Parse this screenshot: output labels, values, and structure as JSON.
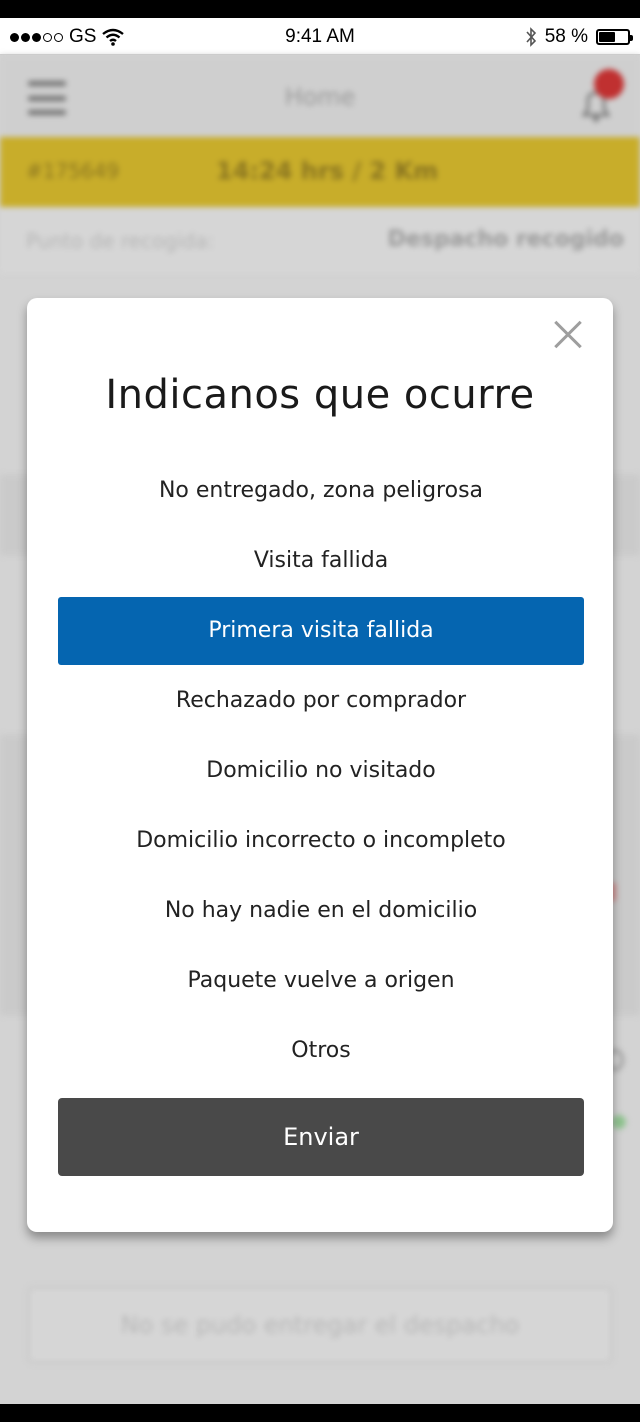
{
  "status_bar": {
    "carrier": "GS",
    "time": "9:41 AM",
    "battery": "58 %",
    "battery_level": 0.58
  },
  "header": {
    "title": "Home"
  },
  "order_bar": {
    "id": "#175649",
    "eta": "14:24 hrs / 2 Km"
  },
  "pickup": {
    "label": "Punto de recogida:",
    "status": "Despacho recogido"
  },
  "background_button": {
    "label": "No se pudo entregar el despacho"
  },
  "modal": {
    "title": "Indicanos que ocurre",
    "options": [
      "No entregado, zona peligrosa",
      "Visita fallida",
      "Primera visita fallida",
      "Rechazado por comprador",
      "Domicilio no visitado",
      "Domicilio incorrecto o incompleto",
      "No hay nadie en el domicilio",
      "Paquete vuelve a origen",
      "Otros"
    ],
    "selected_index": 2,
    "submit_label": "Enviar"
  },
  "colors": {
    "accent": "#0565b0",
    "submit": "#494949",
    "order_bar": "#c8ad2a"
  }
}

### Task brief
Reproduce all the records verbatim, excluding images.

### Finished task
Parse this screenshot: output labels, values, and structure as JSON.
{
  "status_bar": {
    "carrier": "GS",
    "time": "9:41 AM",
    "battery": "58 %",
    "battery_level": 0.58
  },
  "header": {
    "title": "Home"
  },
  "order_bar": {
    "id": "#175649",
    "eta": "14:24 hrs / 2 Km"
  },
  "pickup": {
    "label": "Punto de recogida:",
    "status": "Despacho recogido"
  },
  "background_button": {
    "label": "No se pudo entregar el despacho"
  },
  "modal": {
    "title": "Indicanos que ocurre",
    "options": [
      "No entregado, zona peligrosa",
      "Visita fallida",
      "Primera visita fallida",
      "Rechazado por comprador",
      "Domicilio no visitado",
      "Domicilio incorrecto o incompleto",
      "No hay nadie en el domicilio",
      "Paquete vuelve a origen",
      "Otros"
    ],
    "selected_index": 2,
    "submit_label": "Enviar"
  },
  "colors": {
    "accent": "#0565b0",
    "submit": "#494949",
    "order_bar": "#c8ad2a"
  }
}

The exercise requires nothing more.